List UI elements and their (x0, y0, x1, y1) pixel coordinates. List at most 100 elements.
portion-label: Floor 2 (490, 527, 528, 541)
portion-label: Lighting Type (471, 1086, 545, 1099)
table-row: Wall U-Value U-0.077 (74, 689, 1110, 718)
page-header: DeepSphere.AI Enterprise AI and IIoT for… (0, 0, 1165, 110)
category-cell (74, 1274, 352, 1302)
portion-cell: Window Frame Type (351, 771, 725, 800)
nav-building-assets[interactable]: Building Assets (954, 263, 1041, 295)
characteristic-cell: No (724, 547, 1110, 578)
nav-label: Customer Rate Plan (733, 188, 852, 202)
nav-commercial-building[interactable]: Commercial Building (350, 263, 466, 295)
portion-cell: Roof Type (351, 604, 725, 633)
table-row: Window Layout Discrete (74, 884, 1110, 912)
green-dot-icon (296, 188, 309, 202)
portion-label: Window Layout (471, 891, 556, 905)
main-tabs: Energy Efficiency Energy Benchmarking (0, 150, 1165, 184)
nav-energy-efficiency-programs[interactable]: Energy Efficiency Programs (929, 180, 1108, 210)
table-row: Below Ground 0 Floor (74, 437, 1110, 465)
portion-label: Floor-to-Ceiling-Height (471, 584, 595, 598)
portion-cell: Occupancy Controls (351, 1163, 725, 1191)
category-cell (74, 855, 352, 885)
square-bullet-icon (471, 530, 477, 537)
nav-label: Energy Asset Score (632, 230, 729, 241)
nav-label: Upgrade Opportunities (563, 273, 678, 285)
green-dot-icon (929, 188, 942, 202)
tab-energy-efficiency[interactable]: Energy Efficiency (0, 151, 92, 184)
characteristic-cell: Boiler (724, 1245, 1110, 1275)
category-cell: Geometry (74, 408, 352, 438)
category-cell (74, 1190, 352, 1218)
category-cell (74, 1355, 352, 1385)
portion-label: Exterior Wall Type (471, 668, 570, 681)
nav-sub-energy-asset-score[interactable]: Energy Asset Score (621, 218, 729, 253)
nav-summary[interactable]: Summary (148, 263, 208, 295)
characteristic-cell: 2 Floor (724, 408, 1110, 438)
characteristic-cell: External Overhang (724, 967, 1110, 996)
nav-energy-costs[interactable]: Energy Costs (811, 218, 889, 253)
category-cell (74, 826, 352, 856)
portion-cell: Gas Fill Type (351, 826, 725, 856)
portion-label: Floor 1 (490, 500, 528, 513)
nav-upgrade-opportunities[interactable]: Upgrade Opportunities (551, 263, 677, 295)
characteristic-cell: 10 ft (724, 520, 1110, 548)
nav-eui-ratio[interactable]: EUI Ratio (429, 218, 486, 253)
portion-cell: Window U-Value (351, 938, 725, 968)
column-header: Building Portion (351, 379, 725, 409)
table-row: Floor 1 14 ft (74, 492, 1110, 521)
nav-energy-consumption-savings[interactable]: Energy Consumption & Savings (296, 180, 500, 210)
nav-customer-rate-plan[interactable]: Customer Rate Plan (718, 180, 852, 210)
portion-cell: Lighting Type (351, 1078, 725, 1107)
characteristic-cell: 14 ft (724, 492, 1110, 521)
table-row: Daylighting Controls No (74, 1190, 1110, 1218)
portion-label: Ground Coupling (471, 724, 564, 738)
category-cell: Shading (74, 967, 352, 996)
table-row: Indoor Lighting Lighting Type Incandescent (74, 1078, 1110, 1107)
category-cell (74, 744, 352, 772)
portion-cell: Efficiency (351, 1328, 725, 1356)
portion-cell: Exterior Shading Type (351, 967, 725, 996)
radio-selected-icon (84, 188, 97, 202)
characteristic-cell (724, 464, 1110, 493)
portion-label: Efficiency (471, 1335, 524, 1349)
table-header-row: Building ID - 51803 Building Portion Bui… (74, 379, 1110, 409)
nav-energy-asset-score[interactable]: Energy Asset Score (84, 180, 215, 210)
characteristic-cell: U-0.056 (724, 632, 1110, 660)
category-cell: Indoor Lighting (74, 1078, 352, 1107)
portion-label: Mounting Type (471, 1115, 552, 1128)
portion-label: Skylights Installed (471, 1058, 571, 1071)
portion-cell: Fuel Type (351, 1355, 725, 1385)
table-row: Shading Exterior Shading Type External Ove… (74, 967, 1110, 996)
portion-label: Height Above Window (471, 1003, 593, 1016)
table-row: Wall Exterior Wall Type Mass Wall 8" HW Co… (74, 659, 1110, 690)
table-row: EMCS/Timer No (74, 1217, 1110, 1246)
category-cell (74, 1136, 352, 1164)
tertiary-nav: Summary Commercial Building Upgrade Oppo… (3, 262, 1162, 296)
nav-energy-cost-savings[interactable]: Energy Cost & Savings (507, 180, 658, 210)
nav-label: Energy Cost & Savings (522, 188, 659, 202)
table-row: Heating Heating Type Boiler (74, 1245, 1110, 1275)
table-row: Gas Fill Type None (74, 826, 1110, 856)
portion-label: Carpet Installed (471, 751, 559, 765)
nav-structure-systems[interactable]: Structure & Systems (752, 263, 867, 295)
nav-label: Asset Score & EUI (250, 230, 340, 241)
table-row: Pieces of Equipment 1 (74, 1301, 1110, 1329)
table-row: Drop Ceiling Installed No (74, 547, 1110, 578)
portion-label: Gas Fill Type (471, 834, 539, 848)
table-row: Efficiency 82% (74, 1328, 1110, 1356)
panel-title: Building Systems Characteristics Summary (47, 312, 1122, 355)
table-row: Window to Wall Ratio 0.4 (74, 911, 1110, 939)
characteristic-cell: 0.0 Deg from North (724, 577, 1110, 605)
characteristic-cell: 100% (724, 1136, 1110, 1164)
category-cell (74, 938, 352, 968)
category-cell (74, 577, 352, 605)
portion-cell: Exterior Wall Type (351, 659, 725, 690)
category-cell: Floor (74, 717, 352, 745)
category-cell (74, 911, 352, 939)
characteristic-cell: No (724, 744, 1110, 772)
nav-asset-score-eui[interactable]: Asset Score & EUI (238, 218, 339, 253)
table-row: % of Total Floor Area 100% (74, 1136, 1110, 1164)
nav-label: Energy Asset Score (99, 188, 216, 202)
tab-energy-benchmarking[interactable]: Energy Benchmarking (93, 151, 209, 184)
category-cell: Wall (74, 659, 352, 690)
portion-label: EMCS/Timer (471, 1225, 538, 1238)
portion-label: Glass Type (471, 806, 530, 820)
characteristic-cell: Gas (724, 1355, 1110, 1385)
* * *
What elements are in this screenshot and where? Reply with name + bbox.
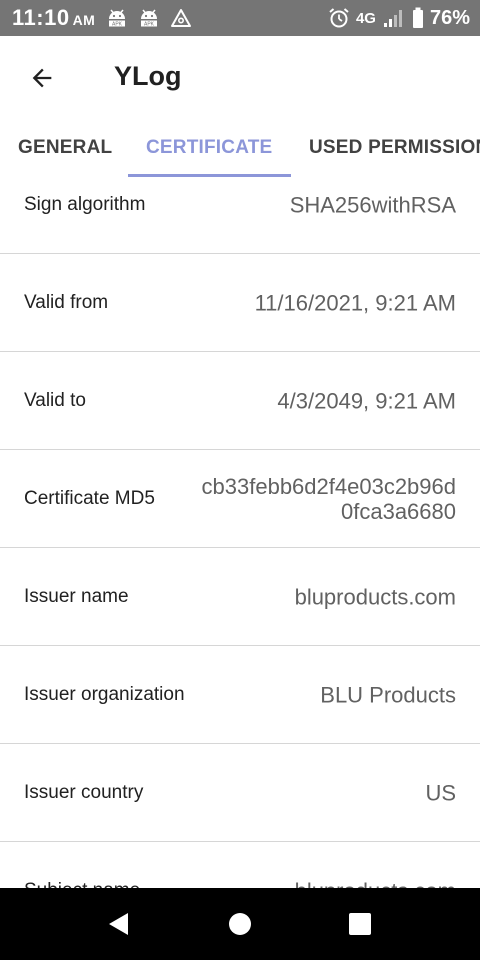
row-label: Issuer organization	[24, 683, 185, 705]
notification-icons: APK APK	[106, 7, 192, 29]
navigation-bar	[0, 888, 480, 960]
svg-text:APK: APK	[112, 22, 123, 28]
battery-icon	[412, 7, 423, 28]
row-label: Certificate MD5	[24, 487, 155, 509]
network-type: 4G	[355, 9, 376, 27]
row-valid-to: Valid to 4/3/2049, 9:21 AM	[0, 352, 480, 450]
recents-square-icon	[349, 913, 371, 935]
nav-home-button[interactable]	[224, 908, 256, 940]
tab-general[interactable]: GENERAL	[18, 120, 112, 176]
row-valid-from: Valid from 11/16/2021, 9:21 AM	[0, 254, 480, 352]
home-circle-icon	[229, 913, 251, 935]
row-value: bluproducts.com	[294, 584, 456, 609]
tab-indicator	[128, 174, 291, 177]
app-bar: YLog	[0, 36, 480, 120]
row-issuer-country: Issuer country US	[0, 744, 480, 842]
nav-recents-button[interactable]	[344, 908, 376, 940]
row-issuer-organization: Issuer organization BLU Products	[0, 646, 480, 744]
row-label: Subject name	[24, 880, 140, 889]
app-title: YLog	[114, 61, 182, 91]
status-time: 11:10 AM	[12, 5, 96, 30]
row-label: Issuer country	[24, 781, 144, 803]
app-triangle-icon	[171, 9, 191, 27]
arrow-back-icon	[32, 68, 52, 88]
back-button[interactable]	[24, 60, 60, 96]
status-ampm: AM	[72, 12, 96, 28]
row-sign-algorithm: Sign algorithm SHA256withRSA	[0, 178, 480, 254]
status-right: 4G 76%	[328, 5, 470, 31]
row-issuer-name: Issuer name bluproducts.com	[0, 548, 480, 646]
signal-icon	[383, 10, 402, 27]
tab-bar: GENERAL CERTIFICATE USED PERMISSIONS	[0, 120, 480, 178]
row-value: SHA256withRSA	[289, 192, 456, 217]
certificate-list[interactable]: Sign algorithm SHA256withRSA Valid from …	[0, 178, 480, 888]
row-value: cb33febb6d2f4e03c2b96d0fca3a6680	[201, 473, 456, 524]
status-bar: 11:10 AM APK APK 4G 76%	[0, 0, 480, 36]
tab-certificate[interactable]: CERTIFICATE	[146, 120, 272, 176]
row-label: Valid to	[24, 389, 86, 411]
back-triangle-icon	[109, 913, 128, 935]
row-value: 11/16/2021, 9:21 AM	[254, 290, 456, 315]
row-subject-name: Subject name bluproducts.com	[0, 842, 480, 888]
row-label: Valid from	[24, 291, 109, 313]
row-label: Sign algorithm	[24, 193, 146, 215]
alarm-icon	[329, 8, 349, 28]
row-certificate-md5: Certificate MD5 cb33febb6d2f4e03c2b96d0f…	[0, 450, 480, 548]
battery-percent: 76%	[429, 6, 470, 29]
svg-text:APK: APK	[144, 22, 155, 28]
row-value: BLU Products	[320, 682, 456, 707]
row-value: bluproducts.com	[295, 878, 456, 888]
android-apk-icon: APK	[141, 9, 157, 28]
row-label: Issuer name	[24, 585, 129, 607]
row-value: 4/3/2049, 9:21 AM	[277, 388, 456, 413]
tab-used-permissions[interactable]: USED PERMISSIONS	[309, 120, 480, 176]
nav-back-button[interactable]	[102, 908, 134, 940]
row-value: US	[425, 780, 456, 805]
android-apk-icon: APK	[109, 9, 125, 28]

→ **Exercise**:
Please copy out everything in the listing from the line containing "List UI elements" down to the line containing "portion-label: Floor-to-Ceiling-Height (471, 584, 595, 598)", including both of those lines and nothing else.

→ **Reply**:
List UI elements and their (x0, y0, x1, y1) pixel coordinates. List at most 100 elements.
portion-label: Floor 2 (490, 527, 528, 541)
portion-label: Lighting Type (471, 1086, 545, 1099)
table-row: Wall U-Value U-0.077 (74, 689, 1110, 718)
page-header: DeepSphere.AI Enterprise AI and IIoT for… (0, 0, 1165, 110)
category-cell (74, 1274, 352, 1302)
portion-cell: Window Frame Type (351, 771, 725, 800)
nav-building-assets[interactable]: Building Assets (954, 263, 1041, 295)
characteristic-cell: No (724, 547, 1110, 578)
nav-label: Customer Rate Plan (733, 188, 852, 202)
nav-commercial-building[interactable]: Commercial Building (350, 263, 466, 295)
portion-cell: Roof Type (351, 604, 725, 633)
table-row: Window Layout Discrete (74, 884, 1110, 912)
green-dot-icon (296, 188, 309, 202)
portion-label: Window Layout (471, 891, 556, 905)
main-tabs: Energy Efficiency Energy Benchmarking (0, 150, 1165, 184)
nav-energy-efficiency-programs[interactable]: Energy Efficiency Programs (929, 180, 1108, 210)
table-row: Below Ground 0 Floor (74, 437, 1110, 465)
portion-label: Floor-to-Ceiling-Height (471, 584, 595, 598)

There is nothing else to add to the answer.